>> Start Raw records

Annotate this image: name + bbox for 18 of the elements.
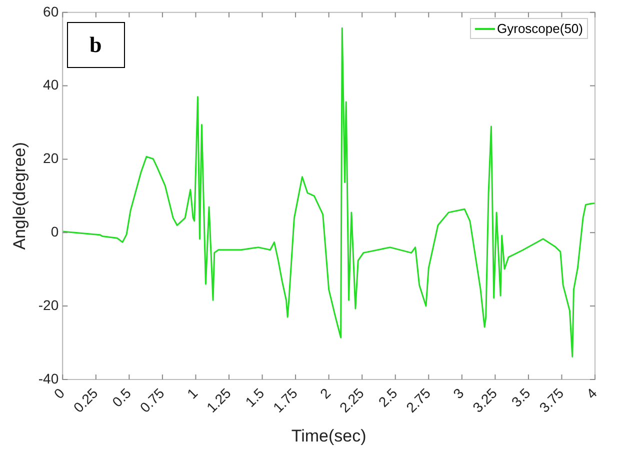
x-tick-label: 2.5: [375, 384, 400, 410]
x-tick-label: 2: [316, 384, 334, 402]
x-tick-label: 1: [184, 384, 201, 402]
x-tick-label: 3: [450, 384, 467, 402]
x-tick-label: 1.5: [242, 384, 268, 410]
y-tick-label: -20: [38, 296, 59, 313]
x-tick-label: 4: [583, 384, 600, 402]
y-tick-label: 40: [43, 76, 59, 93]
y-axis-title: Angle(degree): [10, 142, 29, 250]
x-axis-title: Time(sec): [291, 426, 366, 446]
y-tick-label: 60: [43, 3, 59, 20]
annotation: b: [66, 22, 125, 68]
y-tick-label: 0: [50, 223, 59, 240]
x-tick-label: 3.5: [508, 384, 534, 410]
x-tick-label: 0.5: [108, 384, 134, 410]
y-tick-label: -40: [38, 370, 59, 386]
legend-label: Gyroscope(50): [497, 21, 583, 36]
y-tick-label: 20: [43, 150, 59, 166]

>> End Raw records

* Required work *
Give every line of the records above as a Markdown table with the columns No. and Line, numbering the rows in order. Omit blank lines and the pictures.

* Exercise response *
| No. | Line |
|---|---|
| 1 | Annotate this image: name + bbox for 18 of the elements. |
| 2 | x-tick-label: 2.5: [375, 384, 400, 410] |
| 3 | x-tick-label: 2: [316, 384, 334, 402] |
| 4 | x-tick-label: 1: [184, 384, 201, 402] |
| 5 | x-tick-label: 3: [450, 384, 467, 402] |
| 6 | x-tick-label: 1.5: [242, 384, 268, 410] |
| 7 | y-tick-label: -20: [38, 296, 59, 313] |
| 8 | x-tick-label: 4: [583, 384, 600, 402] |
| 9 | y-tick-label: 40: [43, 76, 59, 93] |
| 10 | y-axis-title: Angle(degree): [10, 142, 29, 250] |
| 11 | x-axis-title: Time(sec): [291, 426, 366, 446] |
| 12 | y-tick-label: 60: [43, 3, 59, 20] |
| 13 | annotation: b: [66, 22, 125, 68] |
| 14 | y-tick-label: 0: [50, 223, 59, 240] |
| 15 | x-tick-label: 3.5: [508, 384, 534, 410] |
| 16 | x-tick-label: 0.5: [108, 384, 134, 410] |
| 17 | y-tick-label: -40: [38, 370, 59, 386] |
| 18 | legend-label: Gyroscope(50): [497, 21, 583, 36] |
| 19 | y-tick-label: 20: [43, 150, 59, 166] |